§ DIRECTIONS FOR THIS TASK
Filter for the word "PREFEITURA" and keep each matching line.

§ STORED RECORDS
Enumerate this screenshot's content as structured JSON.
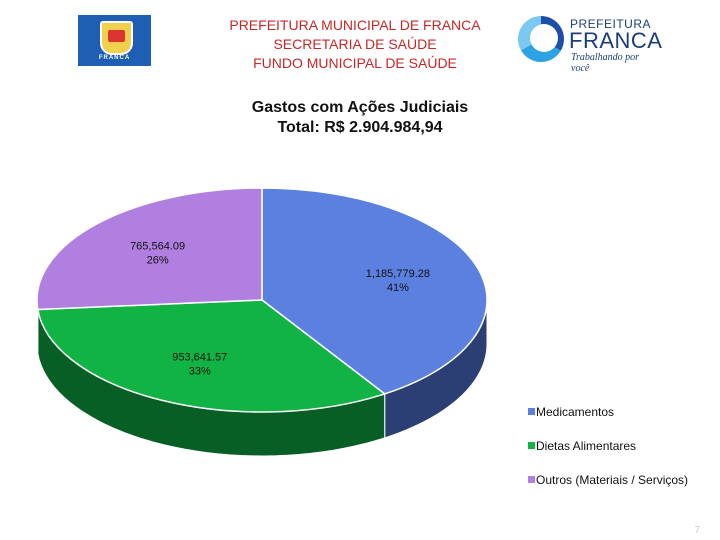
{
  "header": {
    "lines": [
      "PREFEITURA MUNICIPAL DE FRANCA",
      "SECRETARIA DE SAÚDE",
      "FUNDO MUNICIPAL DE SAÚDE"
    ],
    "left_logo_caption": "FRANCA",
    "right_logo": {
      "line1": "PREFEITURA",
      "line2": "FRANCA",
      "tagline": "Trabalhando por você"
    }
  },
  "chart_data": {
    "type": "pie",
    "title": "Gastos com Ações Judiciais",
    "subtitle": "Total: R$ 2.904.984,94",
    "slices": [
      {
        "name": "Medicamentos",
        "value": 1185779.28,
        "value_label": "1,185,779.28",
        "percent_label": "41%",
        "color": "#5b80e0",
        "side_color": "#2b3f74"
      },
      {
        "name": "Dietas Alimentares",
        "value": 953641.57,
        "value_label": "953,641.57",
        "percent_label": "33%",
        "color": "#11b344",
        "side_color": "#075f25"
      },
      {
        "name": "Outros (Materiais / Serviços)",
        "value": 765564.09,
        "value_label": "765,564.09",
        "percent_label": "26%",
        "color": "#b07fe0",
        "side_color": "#6a4690"
      }
    ],
    "legend_position": "bottom-right"
  },
  "page_number": "7"
}
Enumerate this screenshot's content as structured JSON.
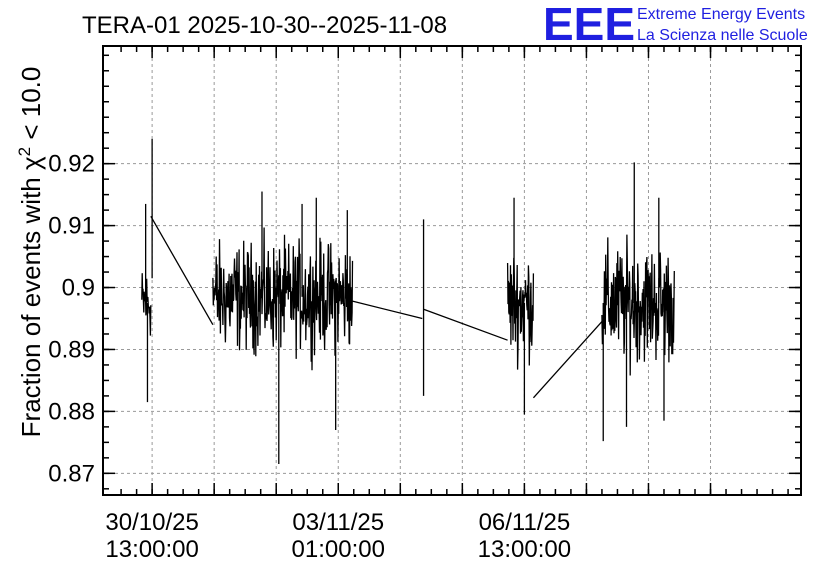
{
  "chart_data": {
    "type": "line",
    "title": "TERA-01 2025-10-30--2025-11-08",
    "ylabel_prefix": "Fraction of events with ",
    "ylabel_symbol": "χ",
    "ylabel_sup": "2",
    "ylabel_suffix": " < 10.0",
    "x_unit": "hours since 2025-10-30 00:00",
    "xlim": [
      -6,
      264
    ],
    "ylim": [
      0.8665,
      0.939
    ],
    "yticks": [
      0.87,
      0.88,
      0.89,
      0.9,
      0.91,
      0.92
    ],
    "ytick_labels": [
      "0.87",
      "0.88",
      "0.89",
      "0.9",
      "0.91",
      "0.92"
    ],
    "xticks_major": [
      13,
      85,
      157
    ],
    "xtick_labels": [
      {
        "date": "30/10/25",
        "time": "13:00:00"
      },
      {
        "date": "03/11/25",
        "time": "01:00:00"
      },
      {
        "date": "06/11/25",
        "time": "13:00:00"
      }
    ],
    "xticks_minor": [
      37,
      61,
      109,
      133,
      181,
      205,
      229
    ],
    "grid": true,
    "series": [
      {
        "segments": [
          {
            "t0": 9,
            "t1": 12.5,
            "center": 0.8975,
            "amp": 0.0085,
            "spikes": [
              [
                10.5,
                0.9135
              ],
              [
                11.2,
                0.8815
              ]
            ]
          },
          {
            "t0": 36.5,
            "t1": 90.5,
            "center": 0.8985,
            "amp": 0.0125,
            "spikes": [
              [
                55.5,
                0.9155
              ],
              [
                62,
                0.8715
              ],
              [
                71,
                0.9135
              ],
              [
                76.5,
                0.9145
              ],
              [
                84,
                0.877
              ],
              [
                88.5,
                0.9125
              ]
            ]
          },
          {
            "t0": 150.5,
            "t1": 160.5,
            "center": 0.8975,
            "amp": 0.0125,
            "spikes": [
              [
                153,
                0.9145
              ],
              [
                157,
                0.8795
              ]
            ]
          },
          {
            "t0": 187,
            "t1": 215,
            "center": 0.8975,
            "amp": 0.0135,
            "spikes": [
              [
                187.5,
                0.8752
              ],
              [
                196.5,
                0.8775
              ],
              [
                199.5,
                0.9202
              ],
              [
                209,
                0.9145
              ],
              [
                211,
                0.8785
              ]
            ]
          }
        ],
        "spike_lines": [
          {
            "t": 13,
            "y0": 0.9015,
            "y1": 0.924
          },
          {
            "t": 118,
            "y0": 0.8825,
            "y1": 0.911
          }
        ],
        "connectors": [
          [
            [
              12.5,
              0.9115
            ],
            [
              36.5,
              0.894
            ]
          ],
          [
            [
              90.5,
              0.8978
            ],
            [
              117.5,
              0.895
            ]
          ],
          [
            [
              118,
              0.8965
            ],
            [
              150.5,
              0.8915
            ]
          ],
          [
            [
              160.5,
              0.8822
            ],
            [
              187,
              0.8945
            ]
          ]
        ]
      }
    ]
  },
  "logo": {
    "mark": "EEE",
    "line1": "Extreme Energy Events",
    "line2": "La Scienza nelle Scuole"
  }
}
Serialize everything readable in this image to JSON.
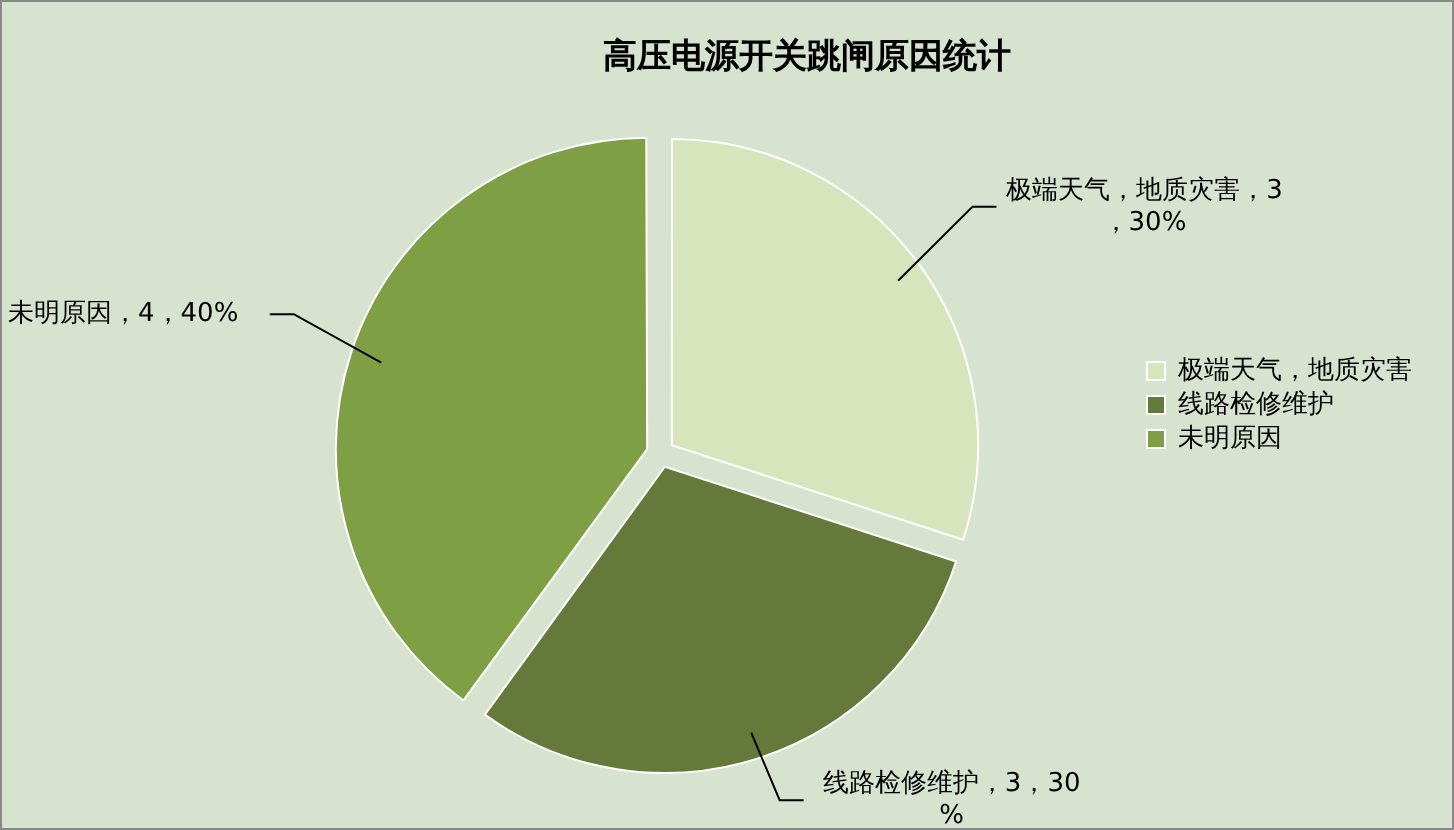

§ SOLVED EXERCISE
      "PREFEITURA MUNICIPAL DE FRANCA",
      "line1": "PREFEITURA",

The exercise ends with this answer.